Posted on 09/05/2006 9:37:08 AM PDT by GMMAC

Part 2 of National Post's series:
"The path to terror in Canada"


Terror suspect's bride: 'I'm shocked'

Stewart Bell
National Post
Tuesday, September 05, 2006

Three months after the RCMP began arresting 18 suspects accused of plotting terror attacks in Canada, an investigation by the National Post has uncovered a web of links to Pakistan. Today, in the second of four parts, an exclusive interview with the Pakistani bride of Toronto terror suspect Jahmaal James.


LAHORE, Pakistan - There are plastic flowers on the walls, a small computer on the table beneath the window and a curtain for a door. For four months and 10 days, accused Canadian terrorist Jahmaal James lived in this dingy bedroom in Pakistan's cultural capital.

His copy of a Toronto-published book called How to Pray, an illustrated guide to performing Muslim rituals, still sits in the room.

That is not all he left behind.

Sima James, the woman he married in a colourful ceremony in Lahore 10 months ago, is a 25-year-old with big brown eyes and the head-to-toe black dress of a conservative Muslim woman.

"He was a good person -- simple, nice," she told the National Post in her first interview, one of the rare times a wife of any of the 18 suspects arrested in alleged Canadian terror plots has spoken to the media.

A follower of Imam Ali Hindy's preachings at the Salaheddin Islamic Centre in Scarborough, where several known and suspected terrorists have worshipped, Mr. James flew to Lahore last November.

By his family's account, he went to Pakistan to consecrate an arranged marriage. But Crown prosecutors allege Mr. James had something else in mind: training for terror.

During his stay, he allegedly travelled north to the village of Balakot to attend a training camp run by Islamist militants. The Post has learned Mr. James allegedly received a week of small-arms training.

He was also seen in the company of senior members of the al-Qaeda-linked militant group Lashkar-e-Tayyiba, and at one point was questioned by Pakistani authorities.

"Our intelligence and law enforcement agencies are co-operating with the Canadian government," said Brigadier General Javed Cheema, a Pakistani counterterrorism official.

Collected material
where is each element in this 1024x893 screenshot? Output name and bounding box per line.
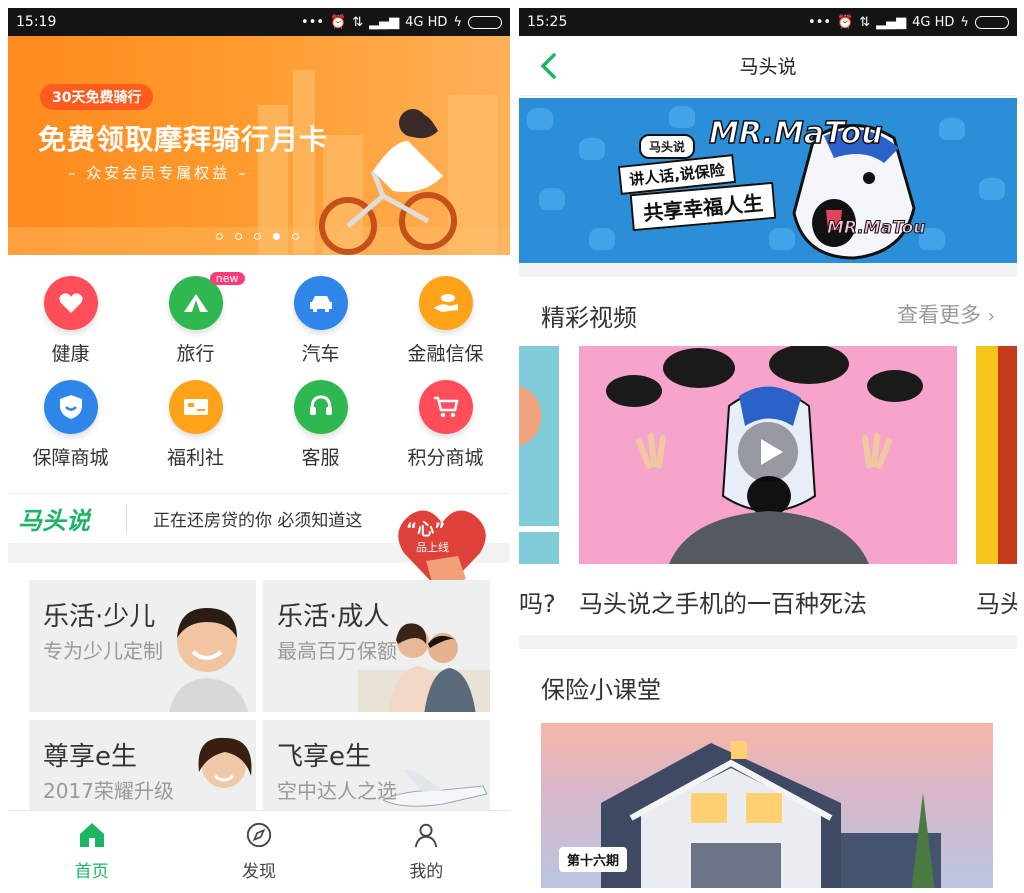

Directive
Pick up the news report on Jahmaal James and his Pakistani bride after its final sentence and keep writing it.

Answer for this exercise
The travels of Mr. James are part of a web of links that tie Pakistan to the alleged plot by Toronto-based Islamic extremists to storm Parliament Hill and set off truck bombs in downtown Toronto.

While the Toronto plot has been widely described as the work of "homegrown" Canadian terrorists, the Pakistani connection has investigators probing the extent to which the group was influenced by the South Asian nation's rampant radicalism.

Counterterrorism authorities in Britain, the United States and Australia have been turning up similar links between domestic terror plots and Pakistan, particularly to Lashkar-e-Tayyiba, an emerging player in the global jihad.

Sitting on a sofa opposite her husband's neatly made bed, Mrs. James said she had no idea the man she married had been accused of taking part in a Toronto-based terrorist group.

"I'm shocked," said Mrs. James, whose family runs a Lahore poultry business. "I don't know what happened, really I don't, and I don't believe this. My husband don't do this. I know."

Mrs. James denies her husband had any contact with groups such as Lashkar-e-Tayyiba or its Lahore-based affiliate, Jamaat ud Dawa, during the time she spent with him.

In fact, she says, he hardly ever left his room. They met through Mrs. James' uncle, Mohammad Al Attique. A Canadian who owns an Islamic publishing house that sells Korans and prayer guides, Mr. Attique occasionally travels home to Lahore, where he has a bookshop in addition to outlets in Scarborough and Saudi Arabia.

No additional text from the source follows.